REQUIRED TASK: Can you copy these entries line for line, without the pictures?

STORED RECORDS:
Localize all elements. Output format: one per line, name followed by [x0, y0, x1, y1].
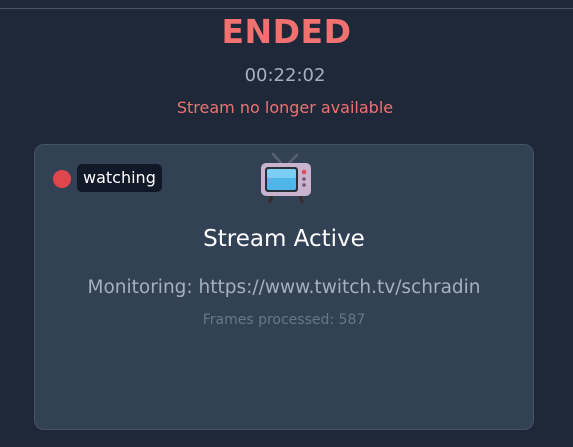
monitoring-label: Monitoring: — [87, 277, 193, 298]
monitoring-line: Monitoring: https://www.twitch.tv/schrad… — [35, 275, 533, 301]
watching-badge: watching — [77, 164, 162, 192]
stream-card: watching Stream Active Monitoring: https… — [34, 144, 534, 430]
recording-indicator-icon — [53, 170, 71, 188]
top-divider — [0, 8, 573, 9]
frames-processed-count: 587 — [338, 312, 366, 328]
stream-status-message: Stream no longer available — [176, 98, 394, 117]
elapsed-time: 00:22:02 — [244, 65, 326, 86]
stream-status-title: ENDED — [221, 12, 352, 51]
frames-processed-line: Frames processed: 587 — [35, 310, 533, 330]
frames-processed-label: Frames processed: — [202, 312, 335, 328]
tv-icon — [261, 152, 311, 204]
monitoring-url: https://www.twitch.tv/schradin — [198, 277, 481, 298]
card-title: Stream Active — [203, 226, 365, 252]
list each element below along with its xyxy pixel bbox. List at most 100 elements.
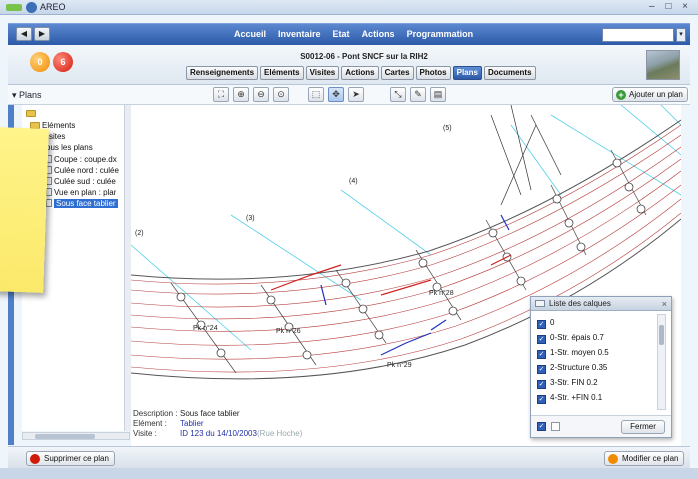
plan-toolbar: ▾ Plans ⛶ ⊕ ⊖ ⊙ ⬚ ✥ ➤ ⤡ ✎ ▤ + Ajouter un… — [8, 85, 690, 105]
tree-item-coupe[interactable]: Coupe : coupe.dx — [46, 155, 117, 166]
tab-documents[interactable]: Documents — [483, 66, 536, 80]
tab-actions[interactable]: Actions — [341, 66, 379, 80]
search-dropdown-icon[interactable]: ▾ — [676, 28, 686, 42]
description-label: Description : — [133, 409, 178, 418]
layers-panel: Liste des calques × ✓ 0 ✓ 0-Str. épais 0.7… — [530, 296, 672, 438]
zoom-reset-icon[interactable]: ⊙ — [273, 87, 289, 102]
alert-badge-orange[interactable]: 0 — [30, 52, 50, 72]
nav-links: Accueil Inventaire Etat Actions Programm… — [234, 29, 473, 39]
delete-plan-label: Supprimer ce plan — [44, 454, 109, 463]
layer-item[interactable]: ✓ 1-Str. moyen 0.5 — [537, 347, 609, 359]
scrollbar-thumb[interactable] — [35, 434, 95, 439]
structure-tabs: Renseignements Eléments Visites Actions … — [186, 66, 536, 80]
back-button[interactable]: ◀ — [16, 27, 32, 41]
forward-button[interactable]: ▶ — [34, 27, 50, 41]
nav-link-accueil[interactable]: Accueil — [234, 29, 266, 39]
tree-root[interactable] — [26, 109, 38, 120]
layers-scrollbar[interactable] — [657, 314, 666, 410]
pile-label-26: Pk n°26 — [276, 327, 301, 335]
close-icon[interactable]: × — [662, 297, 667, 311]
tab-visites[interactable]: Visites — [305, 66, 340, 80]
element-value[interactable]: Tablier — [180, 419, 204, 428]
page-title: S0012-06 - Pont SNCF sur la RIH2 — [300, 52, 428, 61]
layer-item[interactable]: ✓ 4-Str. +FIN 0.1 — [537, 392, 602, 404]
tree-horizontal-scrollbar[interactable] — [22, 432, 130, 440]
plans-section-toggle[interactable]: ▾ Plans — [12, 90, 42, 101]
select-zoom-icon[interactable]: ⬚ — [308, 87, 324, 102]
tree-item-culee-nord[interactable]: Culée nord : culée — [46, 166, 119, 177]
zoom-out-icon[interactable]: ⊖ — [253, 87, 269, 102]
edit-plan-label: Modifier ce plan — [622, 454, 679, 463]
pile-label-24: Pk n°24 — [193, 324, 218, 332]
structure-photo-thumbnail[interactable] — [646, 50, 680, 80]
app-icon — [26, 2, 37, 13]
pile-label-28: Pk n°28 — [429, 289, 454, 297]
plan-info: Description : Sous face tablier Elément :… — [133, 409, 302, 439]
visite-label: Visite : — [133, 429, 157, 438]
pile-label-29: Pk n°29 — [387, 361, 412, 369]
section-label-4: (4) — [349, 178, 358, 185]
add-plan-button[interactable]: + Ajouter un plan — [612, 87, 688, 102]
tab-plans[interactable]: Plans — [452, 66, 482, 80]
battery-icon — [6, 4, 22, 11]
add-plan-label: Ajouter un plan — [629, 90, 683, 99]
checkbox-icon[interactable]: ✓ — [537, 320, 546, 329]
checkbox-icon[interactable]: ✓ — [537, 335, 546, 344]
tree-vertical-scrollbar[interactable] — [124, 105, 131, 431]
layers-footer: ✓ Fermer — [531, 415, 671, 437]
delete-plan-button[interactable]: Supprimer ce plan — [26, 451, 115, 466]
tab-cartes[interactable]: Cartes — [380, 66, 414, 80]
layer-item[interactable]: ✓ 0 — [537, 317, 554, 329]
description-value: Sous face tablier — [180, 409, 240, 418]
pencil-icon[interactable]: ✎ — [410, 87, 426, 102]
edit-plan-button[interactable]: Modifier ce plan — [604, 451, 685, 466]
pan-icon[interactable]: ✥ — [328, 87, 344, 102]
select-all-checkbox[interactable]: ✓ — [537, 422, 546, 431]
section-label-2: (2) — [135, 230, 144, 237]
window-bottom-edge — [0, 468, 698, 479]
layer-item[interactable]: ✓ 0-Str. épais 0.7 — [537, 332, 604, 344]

RESULT FOR THIS EXERCISE:
Localize all elements. Output format: one per line, name followed by [x0, y0, x1, y1].
monitoring-label: Monitoring: — [87, 277, 193, 298]
monitoring-line: Monitoring: https://www.twitch.tv/schrad… — [35, 275, 533, 301]
watching-badge: watching — [77, 164, 162, 192]
stream-card: watching Stream Active Monitoring: https… — [34, 144, 534, 430]
recording-indicator-icon — [53, 170, 71, 188]
top-divider — [0, 8, 573, 9]
frames-processed-count: 587 — [338, 312, 366, 328]
stream-status-message: Stream no longer available — [176, 98, 394, 117]
elapsed-time: 00:22:02 — [244, 65, 326, 86]
stream-status-title: ENDED — [221, 12, 352, 51]
frames-processed-line: Frames processed: 587 — [35, 310, 533, 330]
frames-processed-label: Frames processed: — [202, 312, 335, 328]
tv-icon — [261, 152, 311, 204]
monitoring-url: https://www.twitch.tv/schradin — [198, 277, 481, 298]
card-title: Stream Active — [203, 226, 365, 252]
list each element below along with its xyxy pixel bbox. List at most 100 elements.
plan-toolbar: ▾ Plans ⛶ ⊕ ⊖ ⊙ ⬚ ✥ ➤ ⤡ ✎ ▤ + Ajouter un… — [8, 85, 690, 105]
tree-item-coupe[interactable]: Coupe : coupe.dx — [46, 155, 117, 166]
tab-documents[interactable]: Documents — [483, 66, 536, 80]
tab-actions[interactable]: Actions — [341, 66, 379, 80]
search-dropdown-icon[interactable]: ▾ — [676, 28, 686, 42]
description-label: Description : — [133, 409, 178, 418]
layers-panel: Liste des calques × ✓ 0 ✓ 0-Str. épais 0.7… — [530, 296, 672, 438]
zoom-reset-icon[interactable]: ⊙ — [273, 87, 289, 102]
alert-badge-orange[interactable]: 0 — [30, 52, 50, 72]
nav-links: Accueil Inventaire Etat Actions Programm… — [234, 29, 473, 39]
delete-plan-label: Supprimer ce plan — [44, 454, 109, 463]
layer-item[interactable]: ✓ 1-Str. moyen 0.5 — [537, 347, 609, 359]
scrollbar-thumb[interactable] — [35, 434, 95, 439]
structure-tabs: Renseignements Eléments Visites Actions … — [186, 66, 536, 80]
back-button[interactable]: ◀ — [16, 27, 32, 41]
forward-button[interactable]: ▶ — [34, 27, 50, 41]
nav-link-accueil[interactable]: Accueil — [234, 29, 266, 39]
tree-root[interactable] — [26, 109, 38, 120]
layers-scrollbar[interactable] — [657, 314, 666, 410]
pile-label-26: Pk n°26 — [276, 327, 301, 335]
close-icon[interactable]: × — [662, 297, 667, 311]
tab-visites[interactable]: Visites — [305, 66, 340, 80]
element-value[interactable]: Tablier — [180, 419, 204, 428]
page-title: S0012-06 - Pont SNCF sur la RIH2 — [300, 52, 428, 61]
layer-item[interactable]: ✓ 4-Str. +FIN 0.1 — [537, 392, 602, 404]
tree-horizontal-scrollbar[interactable] — [22, 432, 130, 440]
plans-section-toggle[interactable]: ▾ Plans — [12, 90, 42, 101]
select-zoom-icon[interactable]: ⬚ — [308, 87, 324, 102]
tree-item-culee-nord[interactable]: Culée nord : culée — [46, 166, 119, 177]
zoom-out-icon[interactable]: ⊖ — [253, 87, 269, 102]
edit-plan-label: Modifier ce plan — [622, 454, 679, 463]
pile-label-24: Pk n°24 — [193, 324, 218, 332]
structure-photo-thumbnail[interactable] — [646, 50, 680, 80]
app-icon — [26, 2, 37, 13]
pile-label-28: Pk n°28 — [429, 289, 454, 297]
plan-info: Description : Sous face tablier Elément :… — [133, 409, 302, 439]
visite-label: Visite : — [133, 429, 157, 438]
pile-label-29: Pk n°29 — [387, 361, 412, 369]
section-label-4: (4) — [349, 178, 358, 185]
add-plan-button[interactable]: + Ajouter un plan — [612, 87, 688, 102]
tab-plans[interactable]: Plans — [452, 66, 482, 80]
battery-icon — [6, 4, 22, 11]
add-plan-label: Ajouter un plan — [629, 90, 683, 99]
checkbox-icon[interactable]: ✓ — [537, 320, 546, 329]
checkbox-icon[interactable]: ✓ — [537, 335, 546, 344]
tree-vertical-scrollbar[interactable] — [124, 105, 131, 431]
layers-footer: ✓ Fermer — [531, 415, 671, 437]
delete-plan-button[interactable]: Supprimer ce plan — [26, 451, 115, 466]
tab-cartes[interactable]: Cartes — [380, 66, 414, 80]
layer-item[interactable]: ✓ 0 — [537, 317, 554, 329]
description-value: Sous face tablier — [180, 409, 240, 418]
pencil-icon[interactable]: ✎ — [410, 87, 426, 102]
edit-plan-button[interactable]: Modifier ce plan — [604, 451, 685, 466]
pan-icon[interactable]: ✥ — [328, 87, 344, 102]
select-all-checkbox[interactable]: ✓ — [537, 422, 546, 431]
section-label-2: (2) — [135, 230, 144, 237]
window-bottom-edge — [0, 468, 698, 479]
layer-item[interactable]: ✓ 0-Str. épais 0.7 — [537, 332, 604, 344]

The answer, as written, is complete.